_What you have to do_
Repeat exactly the lines below, from the line containing "Decode this image" through the last line, both included. Leave out any pictures.

(Collected data entries)
===============
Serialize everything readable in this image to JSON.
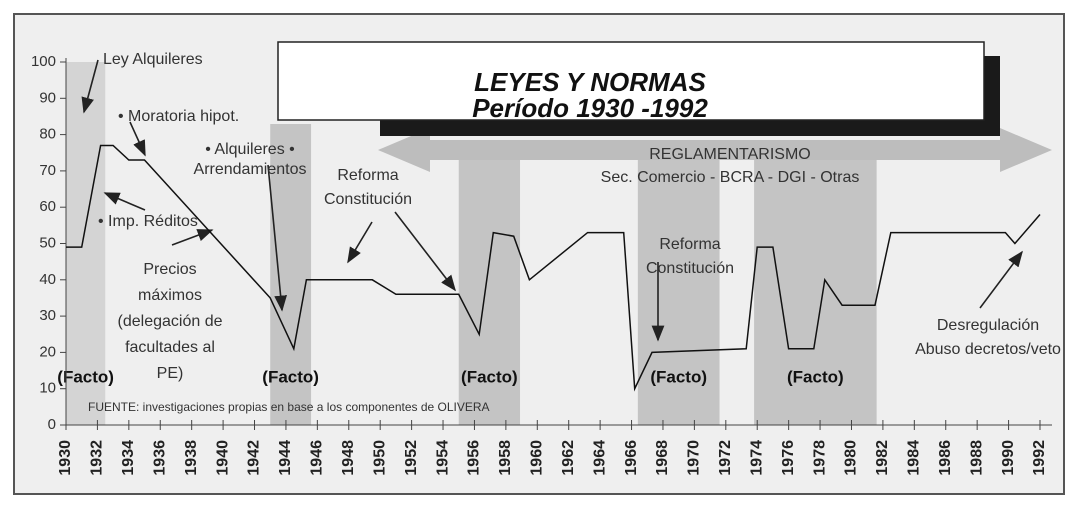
{
  "chart_data": {
    "type": "line",
    "title": [
      "LEYES Y NORMAS",
      "Período 1930 -1992"
    ],
    "banner": [
      "REGLAMENTARISMO",
      "Sec. Comercio - BCRA - DGI - Otras"
    ],
    "source": "FUENTE: investigaciones propias en base a los componentes de OLIVERA",
    "x": [
      1930,
      1931,
      1932.2,
      1933,
      1934,
      1935,
      1943,
      1944.5,
      1945.3,
      1949.5,
      1951,
      1955,
      1956.3,
      1957.2,
      1958.5,
      1959.5,
      1963.2,
      1965.5,
      1966.2,
      1967.3,
      1973.3,
      1974,
      1975,
      1976,
      1977.6,
      1978.3,
      1979.4,
      1981.5,
      1982.5,
      1989.8,
      1990.4,
      1992
    ],
    "values": [
      49,
      49,
      77,
      77,
      73,
      73,
      35,
      21,
      40,
      40,
      36,
      36,
      25,
      53,
      52,
      40,
      53,
      53,
      10,
      20,
      21,
      49,
      49,
      21,
      21,
      40,
      33,
      33,
      53,
      53,
      50,
      58
    ],
    "color": "#111111",
    "xlim": [
      1930,
      1992
    ],
    "xticks": [
      1930,
      1932,
      1934,
      1936,
      1938,
      1940,
      1942,
      1944,
      1946,
      1948,
      1950,
      1952,
      1954,
      1956,
      1958,
      1960,
      1962,
      1964,
      1966,
      1968,
      1970,
      1972,
      1974,
      1976,
      1978,
      1980,
      1982,
      1984,
      1986,
      1988,
      1990,
      1992
    ],
    "ylim": [
      0,
      100
    ],
    "yticks": [
      0,
      10,
      20,
      30,
      40,
      50,
      60,
      70,
      80,
      90,
      100
    ],
    "periods": [
      {
        "start": 1930,
        "end": 1932.5,
        "label": "(Facto)"
      },
      {
        "start": 1943,
        "end": 1945.6,
        "label": "(Facto)"
      },
      {
        "start": 1955,
        "end": 1958.9,
        "label": "(Facto)"
      },
      {
        "start": 1966.4,
        "end": 1971.6,
        "label": "(Facto)"
      },
      {
        "start": 1973.8,
        "end": 1981.6,
        "label": "(Facto)"
      }
    ],
    "annotations": [
      {
        "lines": [
          "Ley Alquileres"
        ]
      },
      {
        "lines": [
          "• Moratoria hipot."
        ]
      },
      {
        "lines": [
          "• Alquileres •",
          "Arrendamientos"
        ]
      },
      {
        "lines": [
          "Reforma",
          "Constitución"
        ]
      },
      {
        "lines": [
          "• Imp. Réditos"
        ]
      },
      {
        "lines": [
          "Precios",
          "máximos",
          "(delegación de",
          "facultades al",
          "PE)"
        ]
      },
      {
        "lines": [
          "Reforma",
          "Constitución"
        ]
      },
      {
        "lines": [
          "Desregulación",
          "Abuso decretos/veto"
        ]
      }
    ]
  }
}
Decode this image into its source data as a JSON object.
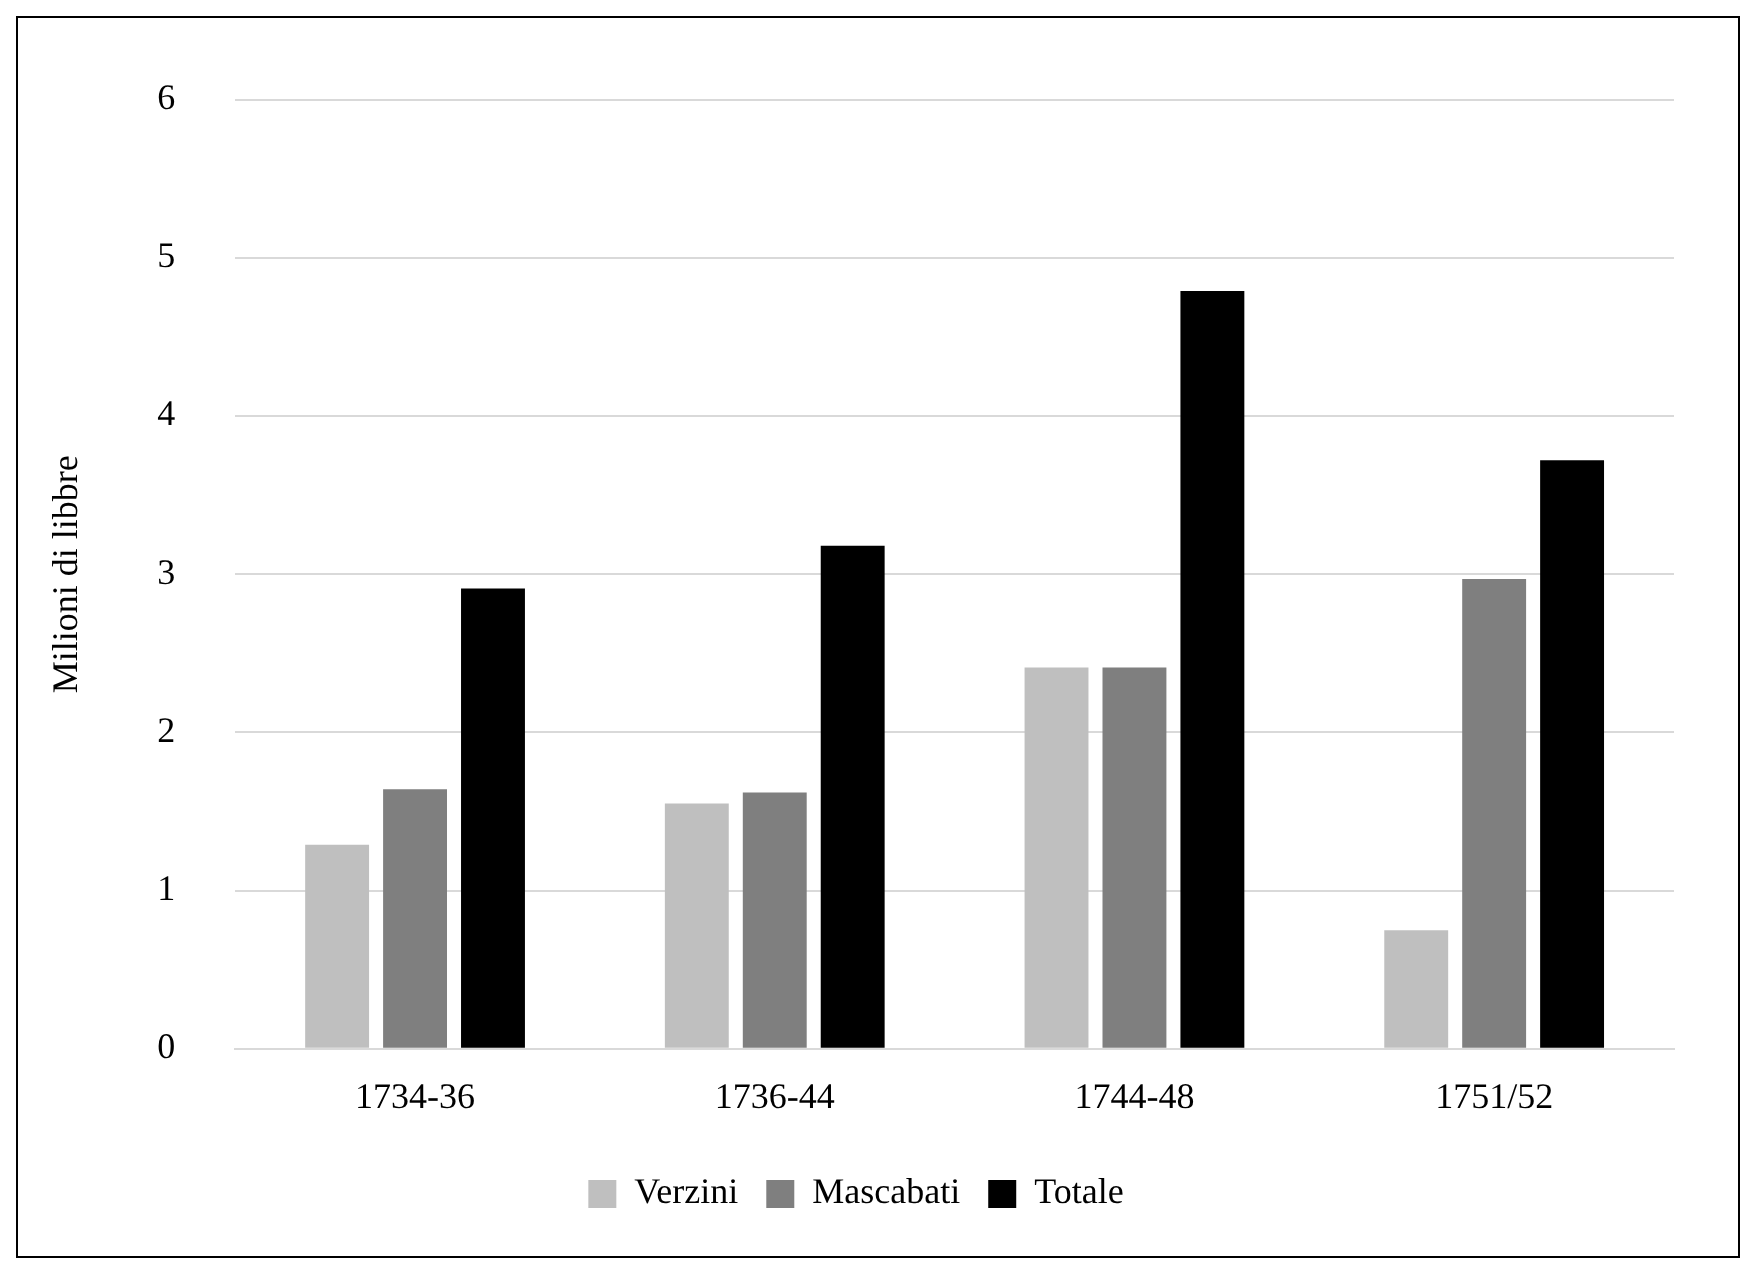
{
  "chart_data": {
    "type": "bar",
    "ylabel": "Milioni di libbre",
    "categories": [
      "1734-36",
      "1736-44",
      "1744-48",
      "1751/52"
    ],
    "series": [
      {
        "name": "Verzini",
        "color": "#bfbfbf",
        "values": [
          1.29,
          1.55,
          2.41,
          0.75
        ]
      },
      {
        "name": "Mascabati",
        "color": "#7f7f7f",
        "values": [
          1.64,
          1.62,
          2.41,
          2.97
        ]
      },
      {
        "name": "Totale",
        "color": "#000000",
        "values": [
          2.91,
          3.18,
          4.79,
          3.72
        ]
      }
    ],
    "ylim": [
      0,
      6
    ],
    "yticks": [
      0,
      1,
      2,
      3,
      4,
      5,
      6
    ],
    "grid": "y",
    "legend": "bottom"
  }
}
===============
_Expected output_
Decode this image into its source data as a JSON object.
{
  "chart_data": {
    "type": "bar",
    "ylabel": "Milioni di libbre",
    "categories": [
      "1734-36",
      "1736-44",
      "1744-48",
      "1751/52"
    ],
    "series": [
      {
        "name": "Verzini",
        "color": "#bfbfbf",
        "values": [
          1.29,
          1.55,
          2.41,
          0.75
        ]
      },
      {
        "name": "Mascabati",
        "color": "#7f7f7f",
        "values": [
          1.64,
          1.62,
          2.41,
          2.97
        ]
      },
      {
        "name": "Totale",
        "color": "#000000",
        "values": [
          2.91,
          3.18,
          4.79,
          3.72
        ]
      }
    ],
    "ylim": [
      0,
      6
    ],
    "yticks": [
      0,
      1,
      2,
      3,
      4,
      5,
      6
    ],
    "grid": "y",
    "legend": "bottom"
  }
}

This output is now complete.